[Structured figure records]
▶

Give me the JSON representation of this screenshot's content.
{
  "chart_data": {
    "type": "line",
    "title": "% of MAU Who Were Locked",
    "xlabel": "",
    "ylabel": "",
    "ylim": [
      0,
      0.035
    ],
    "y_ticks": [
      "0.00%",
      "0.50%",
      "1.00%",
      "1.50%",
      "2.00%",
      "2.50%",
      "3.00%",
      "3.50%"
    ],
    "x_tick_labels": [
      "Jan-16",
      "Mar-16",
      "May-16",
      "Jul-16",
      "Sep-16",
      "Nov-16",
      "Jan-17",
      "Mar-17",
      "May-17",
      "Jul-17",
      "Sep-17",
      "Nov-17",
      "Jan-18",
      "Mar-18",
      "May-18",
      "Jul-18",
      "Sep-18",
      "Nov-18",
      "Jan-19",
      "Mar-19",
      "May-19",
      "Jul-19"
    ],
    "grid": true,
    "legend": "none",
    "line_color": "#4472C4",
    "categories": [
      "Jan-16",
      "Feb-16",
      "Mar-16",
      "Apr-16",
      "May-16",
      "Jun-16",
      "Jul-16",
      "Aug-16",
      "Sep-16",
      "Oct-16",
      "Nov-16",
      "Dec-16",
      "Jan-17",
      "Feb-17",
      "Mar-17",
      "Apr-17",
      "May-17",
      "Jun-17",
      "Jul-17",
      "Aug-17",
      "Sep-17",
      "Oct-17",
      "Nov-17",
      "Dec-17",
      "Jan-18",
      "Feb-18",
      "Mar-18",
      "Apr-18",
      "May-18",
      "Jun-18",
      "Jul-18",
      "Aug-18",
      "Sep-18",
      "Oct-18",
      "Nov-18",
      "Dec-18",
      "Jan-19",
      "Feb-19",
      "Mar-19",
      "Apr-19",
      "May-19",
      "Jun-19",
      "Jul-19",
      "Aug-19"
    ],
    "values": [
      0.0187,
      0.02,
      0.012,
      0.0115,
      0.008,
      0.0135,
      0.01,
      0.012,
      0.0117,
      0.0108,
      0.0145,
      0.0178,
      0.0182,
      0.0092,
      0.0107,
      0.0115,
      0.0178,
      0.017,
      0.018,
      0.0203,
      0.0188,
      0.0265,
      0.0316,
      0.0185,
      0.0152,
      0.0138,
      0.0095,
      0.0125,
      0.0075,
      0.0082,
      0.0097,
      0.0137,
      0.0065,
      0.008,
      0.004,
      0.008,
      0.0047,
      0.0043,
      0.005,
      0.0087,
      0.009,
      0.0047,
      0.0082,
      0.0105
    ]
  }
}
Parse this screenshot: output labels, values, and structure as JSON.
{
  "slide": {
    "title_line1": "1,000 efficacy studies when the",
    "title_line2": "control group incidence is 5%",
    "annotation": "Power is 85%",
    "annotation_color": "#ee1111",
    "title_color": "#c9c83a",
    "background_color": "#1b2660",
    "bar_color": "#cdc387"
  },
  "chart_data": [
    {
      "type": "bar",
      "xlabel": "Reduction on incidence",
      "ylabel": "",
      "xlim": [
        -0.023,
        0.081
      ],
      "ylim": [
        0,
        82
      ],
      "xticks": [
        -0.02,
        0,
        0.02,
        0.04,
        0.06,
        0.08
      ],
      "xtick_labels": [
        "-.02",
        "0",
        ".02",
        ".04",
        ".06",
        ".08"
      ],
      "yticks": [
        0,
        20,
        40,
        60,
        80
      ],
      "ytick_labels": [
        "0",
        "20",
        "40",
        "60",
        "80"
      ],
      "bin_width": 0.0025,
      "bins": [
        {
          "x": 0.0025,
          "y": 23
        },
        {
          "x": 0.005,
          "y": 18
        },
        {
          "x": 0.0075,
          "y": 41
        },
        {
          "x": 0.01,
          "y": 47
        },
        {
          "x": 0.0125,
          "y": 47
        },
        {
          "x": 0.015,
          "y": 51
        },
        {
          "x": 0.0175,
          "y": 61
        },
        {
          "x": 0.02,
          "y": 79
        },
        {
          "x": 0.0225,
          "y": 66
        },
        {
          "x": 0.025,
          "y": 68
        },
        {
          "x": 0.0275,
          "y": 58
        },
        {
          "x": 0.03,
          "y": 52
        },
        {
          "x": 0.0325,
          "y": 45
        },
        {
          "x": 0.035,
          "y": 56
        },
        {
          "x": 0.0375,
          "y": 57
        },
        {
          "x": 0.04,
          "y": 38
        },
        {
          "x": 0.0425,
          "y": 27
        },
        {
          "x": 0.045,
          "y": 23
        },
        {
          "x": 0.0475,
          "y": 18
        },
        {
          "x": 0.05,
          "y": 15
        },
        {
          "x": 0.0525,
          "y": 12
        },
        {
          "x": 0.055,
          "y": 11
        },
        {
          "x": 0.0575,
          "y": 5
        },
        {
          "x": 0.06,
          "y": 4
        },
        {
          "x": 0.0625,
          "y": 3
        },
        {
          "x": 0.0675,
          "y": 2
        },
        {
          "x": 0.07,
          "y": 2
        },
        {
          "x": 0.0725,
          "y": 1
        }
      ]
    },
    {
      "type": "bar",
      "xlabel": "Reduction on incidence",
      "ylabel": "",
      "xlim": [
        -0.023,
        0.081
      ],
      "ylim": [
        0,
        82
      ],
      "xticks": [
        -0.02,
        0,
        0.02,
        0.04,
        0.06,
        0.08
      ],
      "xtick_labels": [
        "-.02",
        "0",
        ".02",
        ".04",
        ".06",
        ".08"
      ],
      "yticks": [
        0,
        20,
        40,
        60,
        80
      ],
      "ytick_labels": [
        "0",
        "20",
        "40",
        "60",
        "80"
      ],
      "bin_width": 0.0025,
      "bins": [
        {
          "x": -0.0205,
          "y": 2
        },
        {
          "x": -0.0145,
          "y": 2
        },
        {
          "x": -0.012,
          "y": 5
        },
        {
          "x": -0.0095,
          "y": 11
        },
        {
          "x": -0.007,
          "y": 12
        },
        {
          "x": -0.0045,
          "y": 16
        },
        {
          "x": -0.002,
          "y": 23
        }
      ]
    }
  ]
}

◀
▶

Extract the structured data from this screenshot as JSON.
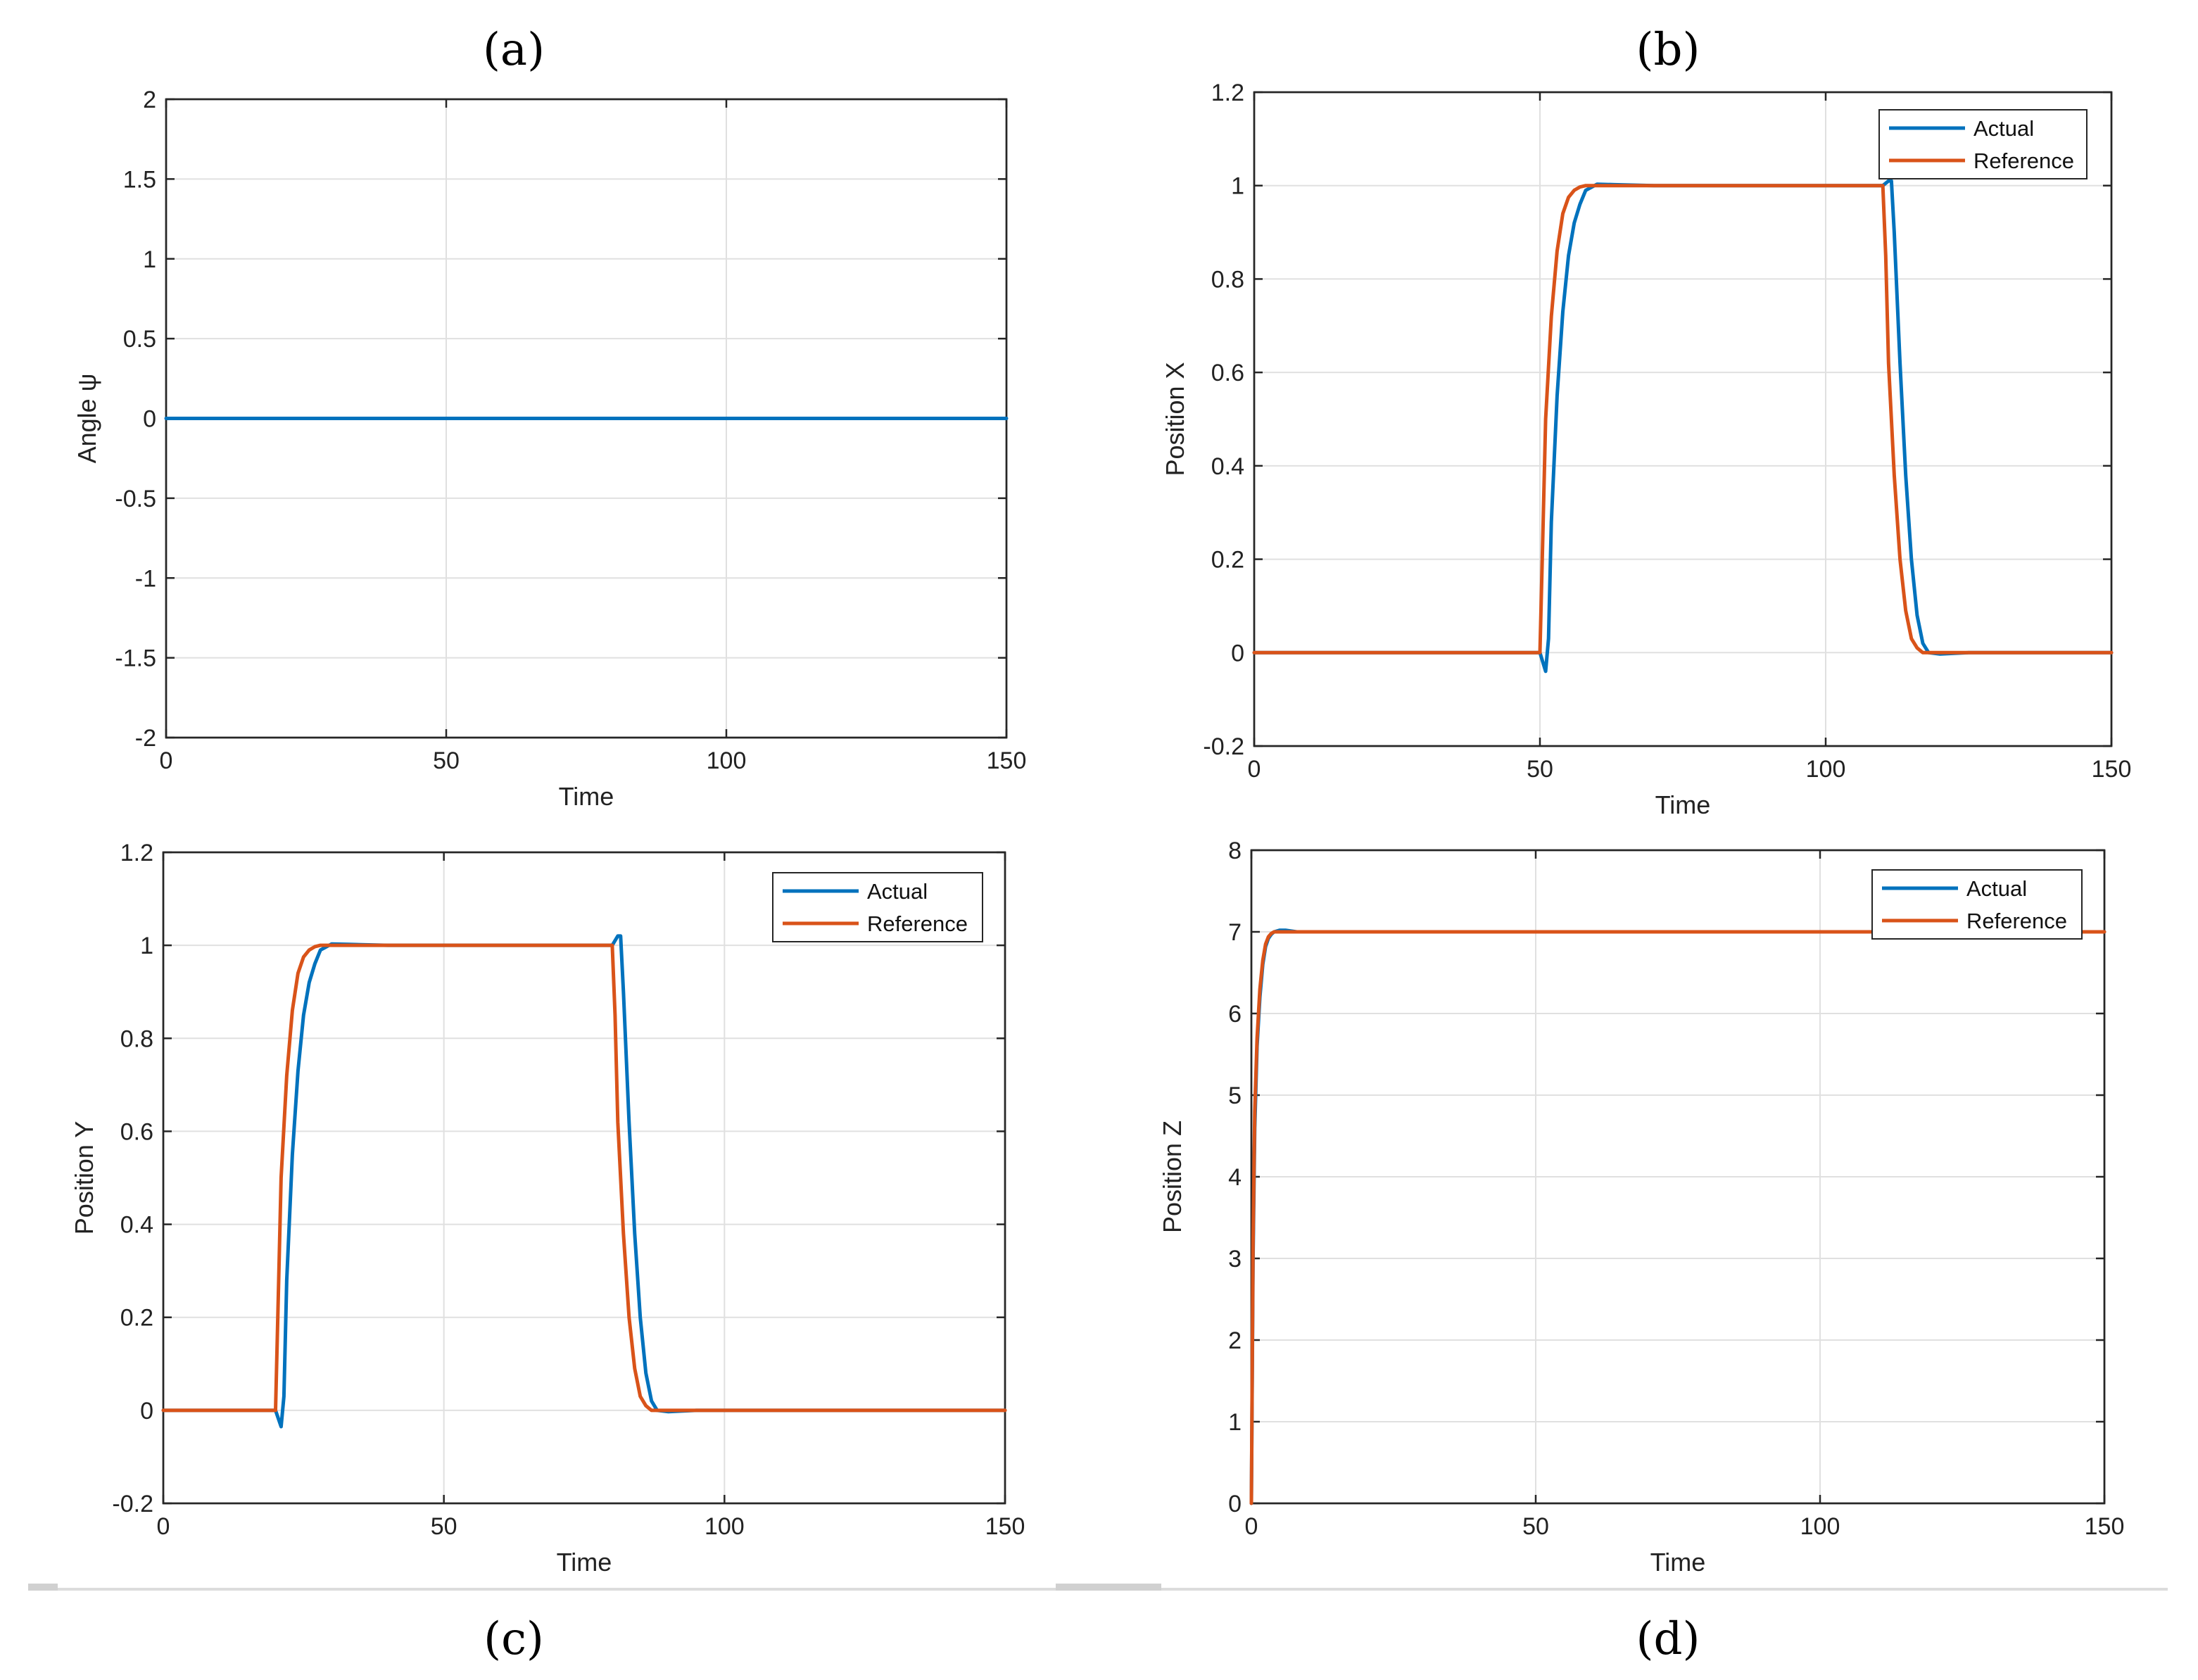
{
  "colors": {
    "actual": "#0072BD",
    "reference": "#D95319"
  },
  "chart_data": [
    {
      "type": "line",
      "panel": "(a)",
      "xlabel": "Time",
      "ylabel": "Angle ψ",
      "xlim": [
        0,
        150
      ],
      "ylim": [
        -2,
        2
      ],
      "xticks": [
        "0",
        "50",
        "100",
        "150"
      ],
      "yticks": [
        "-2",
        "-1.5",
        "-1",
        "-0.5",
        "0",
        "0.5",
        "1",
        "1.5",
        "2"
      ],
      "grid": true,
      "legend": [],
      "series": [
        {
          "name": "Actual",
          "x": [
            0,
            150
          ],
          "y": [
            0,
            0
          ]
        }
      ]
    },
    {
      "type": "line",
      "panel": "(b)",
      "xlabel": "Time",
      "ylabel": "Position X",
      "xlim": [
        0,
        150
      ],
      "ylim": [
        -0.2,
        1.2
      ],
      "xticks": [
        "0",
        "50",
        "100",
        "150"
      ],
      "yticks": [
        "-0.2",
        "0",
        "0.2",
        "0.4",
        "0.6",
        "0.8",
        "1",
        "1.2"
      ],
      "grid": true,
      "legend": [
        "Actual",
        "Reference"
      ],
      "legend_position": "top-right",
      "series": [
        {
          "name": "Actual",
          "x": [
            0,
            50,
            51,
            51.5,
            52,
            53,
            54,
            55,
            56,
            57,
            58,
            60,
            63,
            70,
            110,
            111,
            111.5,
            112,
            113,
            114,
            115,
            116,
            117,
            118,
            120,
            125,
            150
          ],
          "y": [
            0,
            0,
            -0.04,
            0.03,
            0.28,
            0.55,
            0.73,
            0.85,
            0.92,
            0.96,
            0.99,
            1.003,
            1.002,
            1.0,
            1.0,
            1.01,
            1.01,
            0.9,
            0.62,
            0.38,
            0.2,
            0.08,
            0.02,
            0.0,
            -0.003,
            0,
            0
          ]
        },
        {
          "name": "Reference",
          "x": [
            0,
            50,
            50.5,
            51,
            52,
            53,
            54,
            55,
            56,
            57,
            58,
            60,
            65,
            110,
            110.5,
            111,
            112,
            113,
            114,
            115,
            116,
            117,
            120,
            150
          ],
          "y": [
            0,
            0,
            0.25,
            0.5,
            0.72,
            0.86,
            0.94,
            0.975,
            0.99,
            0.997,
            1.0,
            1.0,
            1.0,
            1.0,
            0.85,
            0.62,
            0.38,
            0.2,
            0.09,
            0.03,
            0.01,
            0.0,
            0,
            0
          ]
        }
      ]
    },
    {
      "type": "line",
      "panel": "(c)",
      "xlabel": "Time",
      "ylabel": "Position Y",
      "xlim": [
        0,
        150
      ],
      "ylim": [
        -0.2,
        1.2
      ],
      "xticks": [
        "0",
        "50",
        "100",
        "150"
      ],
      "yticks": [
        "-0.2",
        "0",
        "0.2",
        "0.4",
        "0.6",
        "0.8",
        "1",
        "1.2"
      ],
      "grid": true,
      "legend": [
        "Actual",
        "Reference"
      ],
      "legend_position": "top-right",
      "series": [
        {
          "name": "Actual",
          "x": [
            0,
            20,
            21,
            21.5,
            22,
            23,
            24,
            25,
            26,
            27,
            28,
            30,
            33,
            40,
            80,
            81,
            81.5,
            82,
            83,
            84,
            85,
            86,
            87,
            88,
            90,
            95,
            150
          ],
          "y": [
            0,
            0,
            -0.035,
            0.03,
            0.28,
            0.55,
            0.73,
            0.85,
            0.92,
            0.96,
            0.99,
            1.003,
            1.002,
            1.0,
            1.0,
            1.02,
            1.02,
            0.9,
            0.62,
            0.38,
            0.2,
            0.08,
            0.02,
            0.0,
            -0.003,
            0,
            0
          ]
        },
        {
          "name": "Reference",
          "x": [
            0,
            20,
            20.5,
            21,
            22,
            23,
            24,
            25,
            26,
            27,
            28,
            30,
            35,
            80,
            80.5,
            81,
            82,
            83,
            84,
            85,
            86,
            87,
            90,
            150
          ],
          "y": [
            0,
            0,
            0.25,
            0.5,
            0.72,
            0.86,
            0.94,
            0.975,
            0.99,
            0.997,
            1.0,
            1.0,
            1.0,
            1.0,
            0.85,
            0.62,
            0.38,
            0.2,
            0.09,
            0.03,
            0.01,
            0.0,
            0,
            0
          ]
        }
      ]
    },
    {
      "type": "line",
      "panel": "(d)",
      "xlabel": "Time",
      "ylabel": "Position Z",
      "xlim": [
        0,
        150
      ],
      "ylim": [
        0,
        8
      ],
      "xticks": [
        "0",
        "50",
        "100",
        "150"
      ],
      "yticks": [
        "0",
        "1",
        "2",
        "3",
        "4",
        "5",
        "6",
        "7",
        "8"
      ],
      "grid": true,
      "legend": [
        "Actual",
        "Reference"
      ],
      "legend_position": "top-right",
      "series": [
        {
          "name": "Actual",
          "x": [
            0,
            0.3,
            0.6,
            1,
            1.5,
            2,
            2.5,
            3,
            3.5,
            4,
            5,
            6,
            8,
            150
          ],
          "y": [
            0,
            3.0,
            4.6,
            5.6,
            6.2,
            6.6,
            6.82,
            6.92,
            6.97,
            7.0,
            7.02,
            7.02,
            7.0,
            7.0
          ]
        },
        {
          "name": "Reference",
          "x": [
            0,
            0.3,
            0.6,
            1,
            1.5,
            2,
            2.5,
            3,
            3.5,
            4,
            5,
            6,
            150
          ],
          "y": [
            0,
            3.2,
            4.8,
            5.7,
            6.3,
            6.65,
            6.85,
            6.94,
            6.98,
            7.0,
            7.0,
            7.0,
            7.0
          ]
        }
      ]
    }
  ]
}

◀

Written instruction:
Using the listing above, work out how many of its lines include "ylabel", and give only the result.

Exercise result:
7